YOUR TASK: Your task is to transcribe all of the records exactly and leave out the pictures.
[START]
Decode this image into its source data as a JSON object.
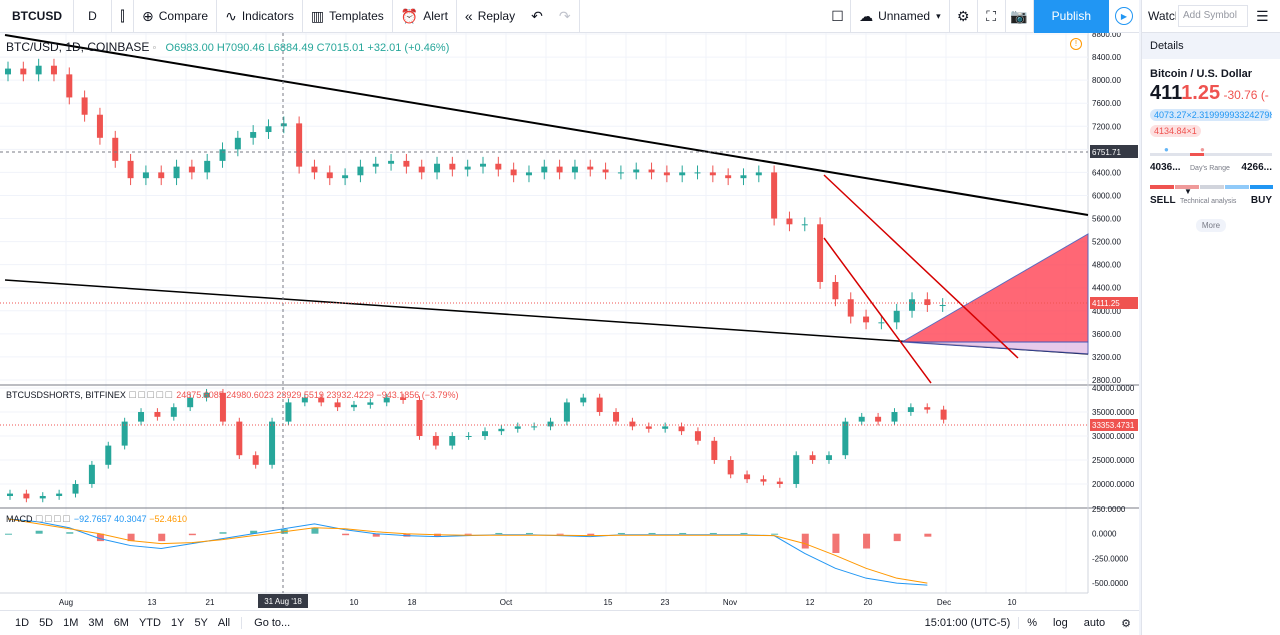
{
  "toolbar": {
    "symbol": "BTCUSD",
    "interval": "D",
    "compare": "Compare",
    "indicators": "Indicators",
    "templates": "Templates",
    "alert": "Alert",
    "replay": "Replay",
    "layout_name": "Unnamed",
    "publish": "Publish"
  },
  "legend": {
    "symbol_line": "BTC/USD, 1D, COINBASE",
    "open": "O6983.00",
    "high": "H7090.46",
    "low": "L6884.49",
    "close": "C7015.01",
    "change": "+32.01 (+0.46%)",
    "sub_symbol": "BTCUSDSHORTS, BITFINEX",
    "sub_values": "24875.6085  24980.6023  23929.5519  23932.4229  −943.1856 (−3.79%)",
    "macd_name": "MACD",
    "macd_v1": "−92.7657",
    "macd_v2": "40.3047",
    "macd_v3": "−52.4610"
  },
  "price_axis": {
    "main_ticks": [
      "8800.00",
      "8400.00",
      "8000.00",
      "7600.00",
      "7200.00",
      "6800.00",
      "6400.00",
      "6000.00",
      "5600.00",
      "5200.00",
      "4800.00",
      "4400.00",
      "4000.00",
      "3600.00",
      "3200.00",
      "2800.00"
    ],
    "crosshair_price": "6751.71",
    "last_price": "4111.25",
    "sub_ticks": [
      "40000.0000",
      "35000.0000",
      "30000.0000",
      "25000.0000",
      "20000.0000"
    ],
    "sub_last": "33353.4731",
    "macd_ticks": [
      "250.0000",
      "0.0000",
      "-250.0000",
      "-500.0000"
    ]
  },
  "time_axis": {
    "labels": [
      "Aug",
      "13",
      "21",
      "10",
      "18",
      "Oct",
      "15",
      "23",
      "Nov",
      "12",
      "20",
      "Dec",
      "10"
    ],
    "crosshair_date": "31 Aug '18"
  },
  "bottombar": {
    "ranges": [
      "1D",
      "5D",
      "1M",
      "3M",
      "6M",
      "YTD",
      "1Y",
      "5Y",
      "All"
    ],
    "goto": "Go to...",
    "time": "15:01:00 (UTC-5)",
    "percent": "%",
    "log": "log",
    "auto": "auto"
  },
  "panel": {
    "watchlist": "Watchlist",
    "add_symbol": "Add Symbol",
    "details": "Details",
    "pair_name": "Bitcoin / U.S. Dollar",
    "price_main": "411",
    "price_tail": "1.25",
    "change": "-30.76 (-",
    "bid": "4073.27×2.319999933242798",
    "ask": "4134.84×1",
    "day_low": "4036...",
    "day_high": "4266...",
    "day_range_label": "Day's Range",
    "sell": "SELL",
    "buy": "BUY",
    "tech_label": "Technical analysis",
    "more": "More"
  },
  "colors": {
    "up": "#26a69a",
    "down": "#ef5350",
    "accent": "#2196f3"
  },
  "chart_data": {
    "type": "candlestick",
    "main": {
      "symbol": "BTC/USD",
      "ylim": [
        2800,
        8800
      ],
      "approx_close": [
        8200,
        8100,
        8250,
        8100,
        7700,
        7400,
        7000,
        6600,
        6300,
        6400,
        6300,
        6500,
        6400,
        6600,
        6800,
        7000,
        7100,
        7200,
        7250,
        6500,
        6400,
        6300,
        6350,
        6500,
        6550,
        6600,
        6500,
        6400,
        6550,
        6450,
        6500,
        6550,
        6450,
        6350,
        6400,
        6500,
        6400,
        6500,
        6450,
        6400,
        6400,
        6450,
        6400,
        6350,
        6400,
        6400,
        6350,
        6300,
        6350,
        6400,
        5600,
        5500,
        5500,
        4500,
        4200,
        3900,
        3800,
        3800,
        4000,
        4200,
        4100,
        4100
      ]
    },
    "sub": {
      "symbol": "BTCUSDSHORTS",
      "ylim": [
        15000,
        40000
      ],
      "approx_close": [
        18000,
        17000,
        17500,
        18000,
        20000,
        24000,
        28000,
        33000,
        35000,
        34000,
        36000,
        38000,
        39000,
        33000,
        26000,
        24000,
        33000,
        37000,
        38000,
        37000,
        36000,
        36500,
        37000,
        38000,
        37500,
        30000,
        28000,
        30000,
        30000,
        31000,
        31500,
        32000,
        32000,
        33000,
        37000,
        38000,
        35000,
        33000,
        32000,
        31500,
        32000,
        31000,
        29000,
        25000,
        22000,
        21000,
        20500,
        20000,
        26000,
        25000,
        26000,
        33000,
        34000,
        33000,
        35000,
        36000,
        35500,
        33400
      ]
    },
    "macd": {
      "ylim": [
        -600,
        250
      ],
      "series": [
        {
          "name": "MACD",
          "values": [
            150,
            120,
            60,
            -50,
            -120,
            -150,
            -100,
            -50,
            0,
            50,
            100,
            40,
            0,
            -20,
            -30,
            -20,
            -10,
            -10,
            -20,
            -30,
            -10,
            -10,
            -10,
            -10,
            -10,
            -20,
            -200,
            -350,
            -450,
            -500,
            -520
          ]
        },
        {
          "name": "Signal",
          "values": [
            150,
            100,
            50,
            0,
            -70,
            -100,
            -90,
            -60,
            -20,
            20,
            60,
            50,
            20,
            0,
            -10,
            -15,
            -15,
            -15,
            -15,
            -20,
            -15,
            -15,
            -15,
            -15,
            -15,
            -20,
            -100,
            -220,
            -350,
            -450,
            -500
          ]
        }
      ]
    }
  }
}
[END]
CORRECT RESULT:
Decode this image into its source data as a JSON object.
{
  "toolbar": {
    "symbol": "BTCUSD",
    "interval": "D",
    "compare": "Compare",
    "indicators": "Indicators",
    "templates": "Templates",
    "alert": "Alert",
    "replay": "Replay",
    "layout_name": "Unnamed",
    "publish": "Publish"
  },
  "legend": {
    "symbol_line": "BTC/USD, 1D, COINBASE",
    "open": "O6983.00",
    "high": "H7090.46",
    "low": "L6884.49",
    "close": "C7015.01",
    "change": "+32.01 (+0.46%)",
    "sub_symbol": "BTCUSDSHORTS, BITFINEX",
    "sub_values": "24875.6085  24980.6023  23929.5519  23932.4229  −943.1856 (−3.79%)",
    "macd_name": "MACD",
    "macd_v1": "−92.7657",
    "macd_v2": "40.3047",
    "macd_v3": "−52.4610"
  },
  "price_axis": {
    "main_ticks": [
      "8800.00",
      "8400.00",
      "8000.00",
      "7600.00",
      "7200.00",
      "6800.00",
      "6400.00",
      "6000.00",
      "5600.00",
      "5200.00",
      "4800.00",
      "4400.00",
      "4000.00",
      "3600.00",
      "3200.00",
      "2800.00"
    ],
    "crosshair_price": "6751.71",
    "last_price": "4111.25",
    "sub_ticks": [
      "40000.0000",
      "35000.0000",
      "30000.0000",
      "25000.0000",
      "20000.0000"
    ],
    "sub_last": "33353.4731",
    "macd_ticks": [
      "250.0000",
      "0.0000",
      "-250.0000",
      "-500.0000"
    ]
  },
  "time_axis": {
    "labels": [
      "Aug",
      "13",
      "21",
      "10",
      "18",
      "Oct",
      "15",
      "23",
      "Nov",
      "12",
      "20",
      "Dec",
      "10"
    ],
    "crosshair_date": "31 Aug '18"
  },
  "bottombar": {
    "ranges": [
      "1D",
      "5D",
      "1M",
      "3M",
      "6M",
      "YTD",
      "1Y",
      "5Y",
      "All"
    ],
    "goto": "Go to...",
    "time": "15:01:00 (UTC-5)",
    "percent": "%",
    "log": "log",
    "auto": "auto"
  },
  "panel": {
    "watchlist": "Watchlist",
    "add_symbol": "Add Symbol",
    "details": "Details",
    "pair_name": "Bitcoin / U.S. Dollar",
    "price_main": "411",
    "price_tail": "1.25",
    "change": "-30.76 (-",
    "bid": "4073.27×2.319999933242798",
    "ask": "4134.84×1",
    "day_low": "4036...",
    "day_high": "4266...",
    "day_range_label": "Day's Range",
    "sell": "SELL",
    "buy": "BUY",
    "tech_label": "Technical analysis",
    "more": "More"
  },
  "colors": {
    "up": "#26a69a",
    "down": "#ef5350",
    "accent": "#2196f3"
  },
  "chart_data": {
    "type": "candlestick",
    "main": {
      "symbol": "BTC/USD",
      "ylim": [
        2800,
        8800
      ],
      "approx_close": [
        8200,
        8100,
        8250,
        8100,
        7700,
        7400,
        7000,
        6600,
        6300,
        6400,
        6300,
        6500,
        6400,
        6600,
        6800,
        7000,
        7100,
        7200,
        7250,
        6500,
        6400,
        6300,
        6350,
        6500,
        6550,
        6600,
        6500,
        6400,
        6550,
        6450,
        6500,
        6550,
        6450,
        6350,
        6400,
        6500,
        6400,
        6500,
        6450,
        6400,
        6400,
        6450,
        6400,
        6350,
        6400,
        6400,
        6350,
        6300,
        6350,
        6400,
        5600,
        5500,
        5500,
        4500,
        4200,
        3900,
        3800,
        3800,
        4000,
        4200,
        4100,
        4100
      ]
    },
    "sub": {
      "symbol": "BTCUSDSHORTS",
      "ylim": [
        15000,
        40000
      ],
      "approx_close": [
        18000,
        17000,
        17500,
        18000,
        20000,
        24000,
        28000,
        33000,
        35000,
        34000,
        36000,
        38000,
        39000,
        33000,
        26000,
        24000,
        33000,
        37000,
        38000,
        37000,
        36000,
        36500,
        37000,
        38000,
        37500,
        30000,
        28000,
        30000,
        30000,
        31000,
        31500,
        32000,
        32000,
        33000,
        37000,
        38000,
        35000,
        33000,
        32000,
        31500,
        32000,
        31000,
        29000,
        25000,
        22000,
        21000,
        20500,
        20000,
        26000,
        25000,
        26000,
        33000,
        34000,
        33000,
        35000,
        36000,
        35500,
        33400
      ]
    },
    "macd": {
      "ylim": [
        -600,
        250
      ],
      "series": [
        {
          "name": "MACD",
          "values": [
            150,
            120,
            60,
            -50,
            -120,
            -150,
            -100,
            -50,
            0,
            50,
            100,
            40,
            0,
            -20,
            -30,
            -20,
            -10,
            -10,
            -20,
            -30,
            -10,
            -10,
            -10,
            -10,
            -10,
            -20,
            -200,
            -350,
            -450,
            -500,
            -520
          ]
        },
        {
          "name": "Signal",
          "values": [
            150,
            100,
            50,
            0,
            -70,
            -100,
            -90,
            -60,
            -20,
            20,
            60,
            50,
            20,
            0,
            -10,
            -15,
            -15,
            -15,
            -15,
            -20,
            -15,
            -15,
            -15,
            -15,
            -15,
            -20,
            -100,
            -220,
            -350,
            -450,
            -500
          ]
        }
      ]
    }
  }
}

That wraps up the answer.